— BEGIN RECORDS SUPPLIED —
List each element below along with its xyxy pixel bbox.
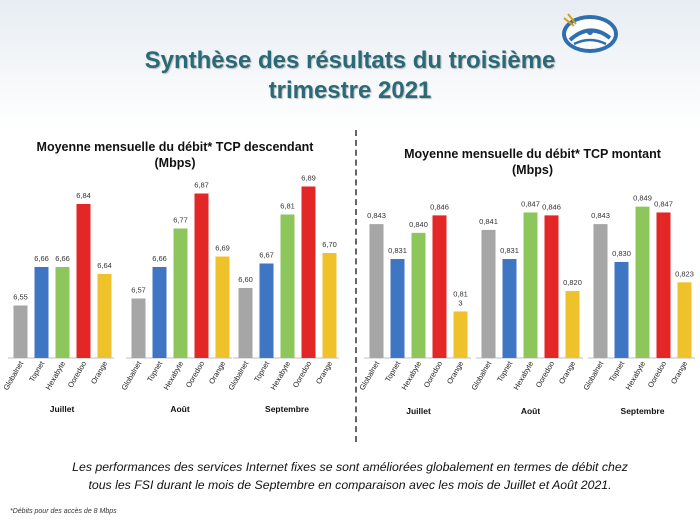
category-tick-label: Topnet: [495, 359, 515, 384]
category-tick-label: Globalnet: [357, 359, 381, 392]
data-label: 0,849: [633, 194, 652, 203]
chart-title-montant-line1: Moyenne mensuelle du débit* TCP montant: [404, 147, 661, 161]
chart-title-descendant-line1: Moyenne mensuelle du débit* TCP descenda…: [36, 140, 314, 154]
data-label: 6,66: [55, 254, 70, 263]
bar-septembre-orange: [677, 282, 692, 358]
bar-septembre-topnet: [614, 261, 629, 358]
category-tick-label: Orange: [669, 360, 689, 386]
chart-title-montant: Moyenne mensuelle du débit* TCP montant …: [365, 146, 700, 178]
data-label: 0,831: [500, 246, 519, 255]
bar-juillet-ooredoo: [432, 215, 447, 358]
data-label: 0,847: [654, 199, 673, 208]
category-tick-label: Ooredoo: [646, 360, 668, 390]
bar-août-orange: [565, 291, 580, 358]
data-label: 6,64: [97, 261, 112, 270]
data-label: 0,846: [430, 202, 449, 211]
category-tick-label: Hexabyte: [400, 360, 424, 392]
month-label: Septembre: [621, 406, 665, 416]
title-line-2: trimestre 2021: [268, 77, 432, 104]
category-tick-label: Orange: [557, 360, 577, 386]
category-tick-label: Globalnet: [581, 359, 605, 392]
month-label: Juillet: [406, 406, 431, 416]
bar-septembre-topnet: [259, 263, 274, 358]
data-label: 6,69: [215, 244, 230, 253]
data-label: 0,847: [521, 199, 540, 208]
bar-juillet-topnet: [390, 259, 405, 358]
footer-line-1: Les performances des services Internet f…: [72, 460, 628, 474]
data-label: 0,820: [563, 278, 582, 287]
data-label: 6,67: [259, 251, 274, 260]
data-label: 6,84: [76, 191, 91, 200]
bar-juillet-topnet: [34, 267, 49, 358]
bar-juillet-globalnet: [369, 224, 384, 358]
bar-août-ooredoo: [194, 193, 209, 358]
data-label: 6,66: [34, 254, 49, 263]
bar-septembre-hexabyte: [280, 214, 295, 358]
month-label: Juillet: [50, 404, 75, 414]
footer-text: Les performances des services Internet f…: [20, 458, 680, 494]
bar-août-hexabyte: [523, 212, 538, 358]
bar-septembre-globalnet: [238, 288, 253, 358]
bar-juillet-ooredoo: [76, 204, 91, 358]
bar-septembre-ooredoo: [656, 212, 671, 358]
bar-juillet-hexabyte: [411, 232, 426, 358]
data-label: 0,823: [675, 269, 694, 278]
month-label: Août: [170, 404, 190, 414]
bar-septembre-hexabyte: [635, 206, 650, 358]
bar-juillet-orange: [453, 311, 468, 358]
bar-août-topnet: [152, 267, 167, 358]
data-label: 0,830: [612, 249, 631, 258]
bar-septembre-orange: [322, 253, 337, 358]
data-label: 0,846: [542, 202, 561, 211]
category-tick-label: Hexabyte: [512, 360, 536, 392]
category-tick-label: Orange: [445, 360, 465, 386]
category-tick-label: Globalnet: [469, 359, 493, 392]
bar-août-orange: [215, 256, 230, 358]
bar-juillet-globalnet: [13, 305, 28, 358]
bar-août-topnet: [502, 259, 517, 358]
chart-title-descendant-line2: (Mbps): [154, 156, 196, 170]
data-label: 6,57: [131, 286, 146, 295]
month-label: Août: [521, 406, 541, 416]
data-label: 6,77: [173, 216, 188, 225]
bar-août-globalnet: [481, 229, 496, 358]
bar-septembre-ooredoo: [301, 186, 316, 358]
category-tick-label: Ooredoo: [422, 360, 444, 390]
data-label: 0,81 3: [453, 289, 468, 307]
data-label: 0,831: [388, 246, 407, 255]
bar-juillet-hexabyte: [55, 267, 70, 358]
data-label: 0,841: [479, 217, 498, 226]
footer-line-2: tous les FSI durant le mois de Septembre…: [88, 478, 612, 492]
bar-septembre-globalnet: [593, 224, 608, 358]
bar-août-globalnet: [131, 298, 146, 358]
month-label: Septembre: [265, 404, 309, 414]
footnote: *Débits pour des accès de 8 Mbps: [10, 508, 117, 515]
data-label: 6,87: [194, 181, 209, 190]
data-label: 0,840: [409, 220, 428, 229]
category-tick-label: Ooredoo: [534, 360, 556, 390]
page-title: Synthèse des résultats du troisième trim…: [60, 46, 640, 106]
logo-icon: [562, 13, 618, 53]
data-label: 6,70: [322, 240, 337, 249]
title-line-1: Synthèse des résultats du troisième: [144, 47, 556, 74]
category-tick-label: Topnet: [383, 359, 403, 384]
chart-divider: [355, 130, 357, 442]
data-label: 0,843: [591, 211, 610, 220]
bar-août-ooredoo: [544, 215, 559, 358]
bar-juillet-orange: [97, 274, 112, 358]
bar-août-hexabyte: [173, 228, 188, 358]
data-label: 6,89: [301, 174, 316, 183]
category-tick-label: Topnet: [607, 359, 627, 384]
data-label: 0,843: [367, 211, 386, 220]
data-label: 6,55: [13, 293, 28, 302]
chart-title-descendant: Moyenne mensuelle du débit* TCP descenda…: [10, 139, 340, 171]
chart-title-montant-line2: (Mbps): [512, 163, 553, 177]
data-label: 6,60: [238, 275, 253, 284]
data-label: 6,81: [280, 202, 295, 211]
data-label: 6,66: [152, 254, 167, 263]
category-tick-label: Hexabyte: [624, 360, 648, 392]
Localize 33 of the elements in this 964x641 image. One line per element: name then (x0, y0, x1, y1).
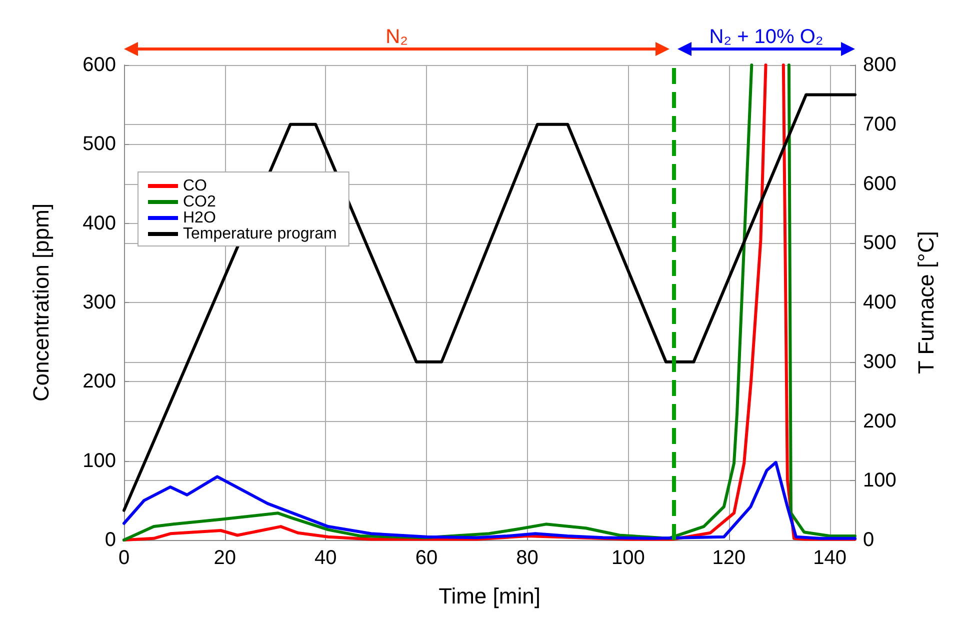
y2-tick-label: 700 (863, 113, 896, 136)
y2-tick-label: 0 (863, 529, 874, 551)
y2-tick-label: 800 (863, 54, 896, 76)
x-tick-label: 80 (516, 547, 538, 569)
y-tick-label: 200 (82, 370, 116, 393)
y2-axis-title: T Furnace [°C] (914, 231, 938, 374)
y-tick-label: 600 (82, 54, 116, 76)
x-tick-label: 100 (611, 547, 645, 569)
legend-label: Temperature program (183, 226, 337, 242)
y2-tick-label: 400 (863, 292, 896, 314)
text: N₂ + 10% O₂ (709, 26, 824, 48)
x-tick-label: 20 (214, 547, 236, 569)
y2-tick-label: 300 (863, 350, 896, 373)
y-tick-label: 500 (82, 133, 116, 156)
legend-label: H2O (183, 210, 216, 226)
y-tick-label: 300 (82, 292, 116, 314)
y2-tick-label: 600 (863, 172, 896, 195)
x-axis-title: Time [min] (438, 584, 540, 608)
x-tick-label: 0 (118, 547, 130, 569)
x-tick-label: 60 (415, 547, 438, 569)
x-tick-label: 120 (712, 547, 746, 569)
y-axis-title: Concentration [ppm] (28, 203, 54, 402)
y-tick-label: 0 (104, 529, 116, 551)
y2-tick-label: 200 (863, 410, 896, 432)
text: N₂ (386, 26, 408, 48)
y-tick-label: 100 (82, 450, 116, 472)
y2-tick-label: 100 (863, 470, 896, 492)
legend-label: CO (183, 178, 207, 194)
y2-tick-label: 500 (863, 232, 896, 254)
y-tick-label: 400 (82, 212, 116, 234)
x-tick-label: 40 (314, 547, 337, 569)
legend-label: CO2 (183, 194, 216, 210)
x-tick-label: 140 (813, 547, 846, 569)
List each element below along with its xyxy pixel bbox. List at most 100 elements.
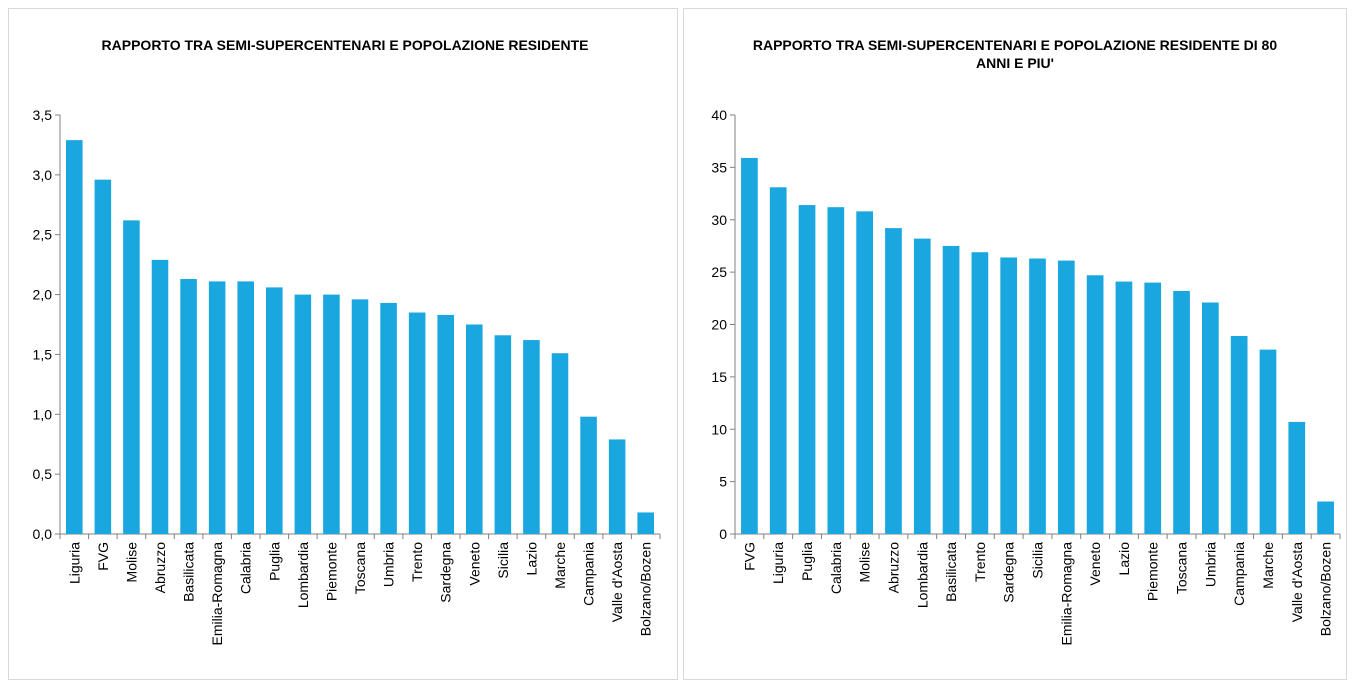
y-tick-label: 35 (711, 159, 727, 175)
x-tick-label: Trento (409, 542, 425, 582)
bar (608, 439, 626, 534)
x-tick-label: Piemonte (1145, 542, 1161, 601)
x-tick-label: Sicilia (1030, 542, 1046, 579)
x-tick-label: Molise (857, 542, 873, 583)
bar (637, 512, 654, 534)
x-tick-label: Basilicata (943, 542, 959, 602)
bar (266, 287, 283, 534)
bar (798, 205, 816, 534)
x-tick-label: Umbria (1202, 542, 1218, 587)
y-tick-label: 1,5 (33, 346, 53, 362)
x-tick-label: Veneto (466, 542, 482, 586)
bar (408, 312, 426, 534)
bar (323, 294, 340, 534)
x-tick-label: Abruzzo (152, 542, 168, 594)
x-tick-label: Piemonte (323, 542, 339, 601)
x-tick-label: Toscana (352, 542, 368, 594)
x-tick-label: Bolzano/Bozen (638, 542, 654, 636)
y-tick-label: 3,0 (33, 167, 53, 183)
bar (1000, 257, 1018, 534)
bar (827, 207, 845, 534)
y-tick-label: 3,5 (33, 107, 53, 123)
x-tick-label: Molise (123, 542, 139, 583)
bar (1086, 275, 1104, 534)
x-tick-label: Basilicata (181, 542, 197, 602)
x-tick-label: Bolzano/Bozen (1318, 542, 1334, 636)
bar (971, 252, 989, 534)
bar (942, 245, 960, 534)
y-tick-label: 0 (719, 526, 727, 542)
bar (1057, 260, 1075, 534)
bar (1230, 336, 1248, 534)
x-tick-label: Sardegna (438, 542, 454, 603)
x-tick-label: Campania (1231, 542, 1247, 606)
bar (351, 299, 369, 534)
x-tick-label: Puglia (266, 542, 282, 581)
bar (1202, 302, 1219, 534)
x-tick-label: Campania (581, 542, 597, 606)
chart-panel (8, 8, 678, 680)
x-tick-label: Veneto (1087, 542, 1103, 586)
bar (856, 211, 873, 534)
x-tick-label: Lazio (523, 542, 539, 576)
x-tick-label: Calabria (828, 542, 844, 594)
bar (66, 140, 83, 534)
bar (294, 294, 312, 534)
y-tick-label: 0,0 (33, 526, 53, 542)
bar (580, 416, 597, 534)
x-tick-label: Sicilia (495, 542, 511, 579)
y-tick-label: 2,0 (33, 287, 53, 303)
y-tick-label: 20 (711, 317, 727, 333)
bar (1029, 258, 1046, 534)
x-tick-label: Emilia-Romagna (209, 542, 225, 646)
x-tick-label: Marche (552, 542, 568, 589)
x-tick-label: Valle d'Aosta (609, 542, 625, 622)
y-tick-label: 0,5 (33, 466, 53, 482)
x-tick-label: Liguria (770, 542, 786, 584)
x-tick-label: Valle d'Aosta (1289, 542, 1305, 622)
x-tick-label: Liguria (66, 542, 82, 584)
bar (123, 220, 140, 534)
y-tick-label: 2,5 (33, 227, 53, 243)
bar (769, 187, 787, 534)
x-tick-label: Sardegna (1001, 542, 1017, 603)
bar (208, 281, 226, 534)
bar (466, 324, 483, 534)
bar (885, 228, 902, 534)
chart-panel (683, 8, 1347, 680)
x-tick-label: Trento (972, 542, 988, 582)
x-tick-label: FVG (95, 542, 111, 571)
x-tick-label: Toscana (1174, 542, 1190, 594)
y-tick-label: 5 (719, 474, 727, 490)
x-tick-label: Emilia-Romagna (1058, 542, 1074, 646)
bar (1288, 421, 1306, 534)
bar (1115, 281, 1133, 534)
bar (1317, 501, 1334, 534)
y-tick-label: 15 (711, 369, 727, 385)
bar (1173, 290, 1190, 534)
chart-title: RAPPORTO TRA SEMI-SUPERCENTENARI E POPOL… (752, 37, 1278, 71)
x-tick-label: Calabria (238, 542, 254, 594)
x-tick-label: Marche (1260, 542, 1276, 589)
bar (380, 302, 397, 534)
x-tick-label: Umbria (381, 542, 397, 587)
y-tick-label: 25 (711, 264, 727, 280)
bar (237, 281, 254, 534)
x-tick-label: FVG (741, 542, 757, 571)
y-tick-label: 40 (711, 107, 727, 123)
bar (1259, 349, 1277, 534)
x-tick-label: Puglia (799, 542, 815, 581)
y-tick-label: 10 (711, 421, 727, 437)
bar (551, 353, 569, 534)
bar (94, 179, 112, 534)
bar (494, 335, 512, 534)
bar (180, 279, 197, 534)
x-tick-label: Lombardia (914, 542, 930, 608)
bar (1144, 282, 1162, 534)
bar (741, 157, 758, 534)
bar (523, 340, 540, 534)
chart-title: RAPPORTO TRA SEMI-SUPERCENTENARI E POPOL… (101, 37, 589, 53)
y-tick-label: 30 (711, 212, 727, 228)
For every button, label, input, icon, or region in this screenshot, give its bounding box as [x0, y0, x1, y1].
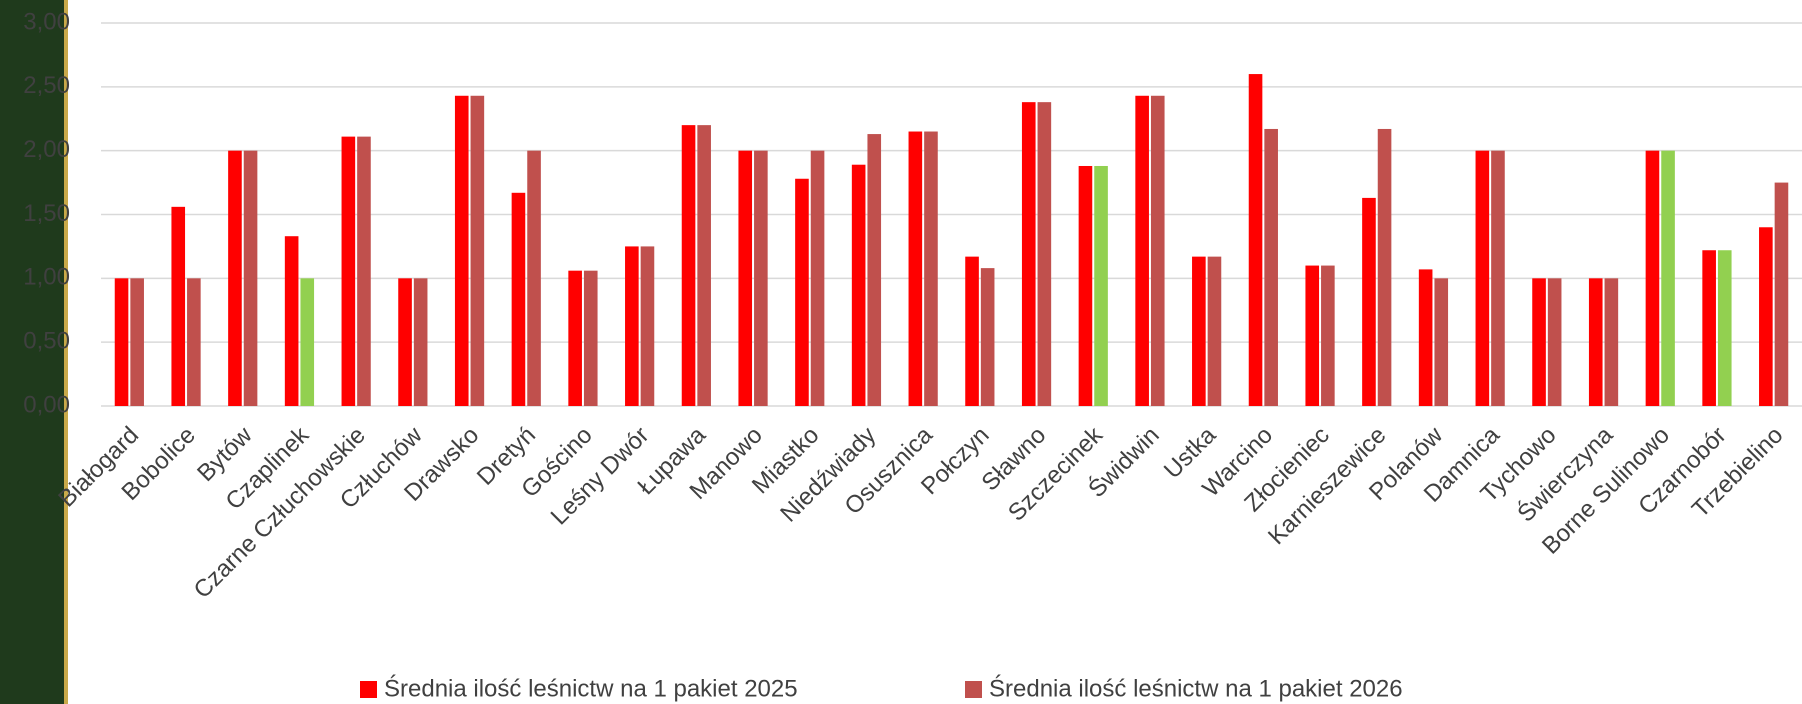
— END RECORDS SUPPLIED —
**REQUIRED TASK**. Repeat the lines exactly as they appear, starting at the line that contains "y2-tick-label: 700 (863, 113, 896, 136)" and continuing down through the line that contains "y-tick-label: 400 (82, 212, 116, 234)".

**EXPECTED OUTPUT**.
y2-tick-label: 700 (863, 113, 896, 136)
y2-tick-label: 0 (863, 529, 874, 551)
y2-tick-label: 800 (863, 54, 896, 76)
x-tick-label: 80 (516, 547, 538, 569)
y-tick-label: 200 (82, 370, 116, 393)
y2-axis-title: T Furnace [°C] (914, 231, 938, 374)
y-tick-label: 600 (82, 54, 116, 76)
x-tick-label: 100 (611, 547, 645, 569)
legend-label: Temperature program (183, 226, 337, 242)
y2-tick-label: 400 (863, 292, 896, 314)
text: N₂ + 10% O₂ (709, 26, 824, 48)
x-tick-label: 20 (214, 547, 236, 569)
y2-tick-label: 300 (863, 350, 896, 373)
y-tick-label: 500 (82, 133, 116, 156)
legend-label: H2O (183, 210, 216, 226)
y-tick-label: 300 (82, 292, 116, 314)
y2-tick-label: 600 (863, 172, 896, 195)
x-axis-title: Time [min] (438, 584, 540, 608)
x-tick-label: 0 (118, 547, 130, 569)
x-tick-label: 60 (415, 547, 438, 569)
x-tick-label: 120 (712, 547, 746, 569)
y-axis-title: Concentration [ppm] (28, 203, 54, 402)
y-tick-label: 0 (104, 529, 116, 551)
y2-tick-label: 200 (863, 410, 896, 432)
text: N₂ (386, 26, 408, 48)
y-tick-label: 100 (82, 450, 116, 472)
y2-tick-label: 100 (863, 470, 896, 492)
legend-label: CO (183, 178, 207, 194)
y2-tick-label: 500 (863, 232, 896, 254)
y-tick-label: 400 (82, 212, 116, 234)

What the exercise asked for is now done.